### Written instruction
Gather all lines in the data that hold the string "personal".

-- Exercise data start --

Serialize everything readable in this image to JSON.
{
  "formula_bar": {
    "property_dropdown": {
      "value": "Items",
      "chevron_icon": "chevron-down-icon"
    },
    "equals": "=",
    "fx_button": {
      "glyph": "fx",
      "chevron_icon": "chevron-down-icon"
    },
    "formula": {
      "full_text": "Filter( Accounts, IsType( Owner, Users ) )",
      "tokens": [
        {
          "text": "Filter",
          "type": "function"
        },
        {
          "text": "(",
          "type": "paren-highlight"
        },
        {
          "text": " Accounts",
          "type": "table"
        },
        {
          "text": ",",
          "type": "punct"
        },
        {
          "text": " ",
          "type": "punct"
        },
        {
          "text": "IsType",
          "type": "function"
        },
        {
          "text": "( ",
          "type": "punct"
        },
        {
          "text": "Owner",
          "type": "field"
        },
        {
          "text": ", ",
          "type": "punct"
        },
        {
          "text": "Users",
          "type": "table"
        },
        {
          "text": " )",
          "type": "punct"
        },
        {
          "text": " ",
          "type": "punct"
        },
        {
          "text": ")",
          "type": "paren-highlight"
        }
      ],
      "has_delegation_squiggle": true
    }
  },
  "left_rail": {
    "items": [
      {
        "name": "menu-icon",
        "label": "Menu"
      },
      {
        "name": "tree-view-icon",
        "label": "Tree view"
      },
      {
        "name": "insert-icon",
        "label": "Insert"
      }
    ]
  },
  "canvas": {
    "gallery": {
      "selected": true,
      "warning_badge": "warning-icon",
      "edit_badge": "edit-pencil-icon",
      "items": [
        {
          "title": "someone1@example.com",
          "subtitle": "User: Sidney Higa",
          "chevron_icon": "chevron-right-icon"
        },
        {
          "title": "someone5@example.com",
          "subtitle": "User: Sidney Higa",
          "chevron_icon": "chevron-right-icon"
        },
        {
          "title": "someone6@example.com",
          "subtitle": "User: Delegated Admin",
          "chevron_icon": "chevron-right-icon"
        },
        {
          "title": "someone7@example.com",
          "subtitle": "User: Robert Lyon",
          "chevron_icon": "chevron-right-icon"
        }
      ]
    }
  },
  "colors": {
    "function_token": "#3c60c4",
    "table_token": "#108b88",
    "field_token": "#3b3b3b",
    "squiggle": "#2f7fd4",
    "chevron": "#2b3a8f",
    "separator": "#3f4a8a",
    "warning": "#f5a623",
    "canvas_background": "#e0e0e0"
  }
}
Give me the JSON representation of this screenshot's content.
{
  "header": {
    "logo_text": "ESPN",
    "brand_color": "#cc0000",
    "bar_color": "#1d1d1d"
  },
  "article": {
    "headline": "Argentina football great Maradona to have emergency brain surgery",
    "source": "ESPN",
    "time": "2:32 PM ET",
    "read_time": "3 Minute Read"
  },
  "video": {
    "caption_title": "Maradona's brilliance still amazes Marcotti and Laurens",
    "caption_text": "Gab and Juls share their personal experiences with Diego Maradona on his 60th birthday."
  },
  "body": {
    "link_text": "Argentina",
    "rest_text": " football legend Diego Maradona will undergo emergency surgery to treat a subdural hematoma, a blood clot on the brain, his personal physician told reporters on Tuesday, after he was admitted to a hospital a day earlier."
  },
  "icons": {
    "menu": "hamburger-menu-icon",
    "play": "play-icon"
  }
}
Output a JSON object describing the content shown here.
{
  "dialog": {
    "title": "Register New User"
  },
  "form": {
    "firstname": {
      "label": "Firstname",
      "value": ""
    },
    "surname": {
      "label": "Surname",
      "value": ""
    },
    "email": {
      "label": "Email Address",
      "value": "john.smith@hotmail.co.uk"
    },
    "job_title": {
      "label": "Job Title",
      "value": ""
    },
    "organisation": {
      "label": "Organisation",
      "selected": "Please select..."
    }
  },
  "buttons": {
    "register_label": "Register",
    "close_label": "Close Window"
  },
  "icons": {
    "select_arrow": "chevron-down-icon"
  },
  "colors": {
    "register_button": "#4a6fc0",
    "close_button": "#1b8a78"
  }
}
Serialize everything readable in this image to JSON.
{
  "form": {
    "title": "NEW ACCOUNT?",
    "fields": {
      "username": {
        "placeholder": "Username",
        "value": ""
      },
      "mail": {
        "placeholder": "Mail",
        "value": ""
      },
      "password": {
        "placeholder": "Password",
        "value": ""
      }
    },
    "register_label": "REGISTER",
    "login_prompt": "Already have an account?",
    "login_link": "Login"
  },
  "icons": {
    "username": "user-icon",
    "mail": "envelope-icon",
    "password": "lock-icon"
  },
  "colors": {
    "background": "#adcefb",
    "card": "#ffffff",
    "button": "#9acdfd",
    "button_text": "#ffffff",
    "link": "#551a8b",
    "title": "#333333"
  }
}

-- Exercise data end --

### Solution for this task
    "caption_text": "Gab and Juls share their personal experiences with Diego Maradona on his 60th birthday."
    "rest_text": " football legend Diego Maradona will undergo emergency surgery to treat a subdural hematoma, a blood clot on the brain, his personal physician told reporters on Tuesday, after he was admitted to a hospital a day earlier."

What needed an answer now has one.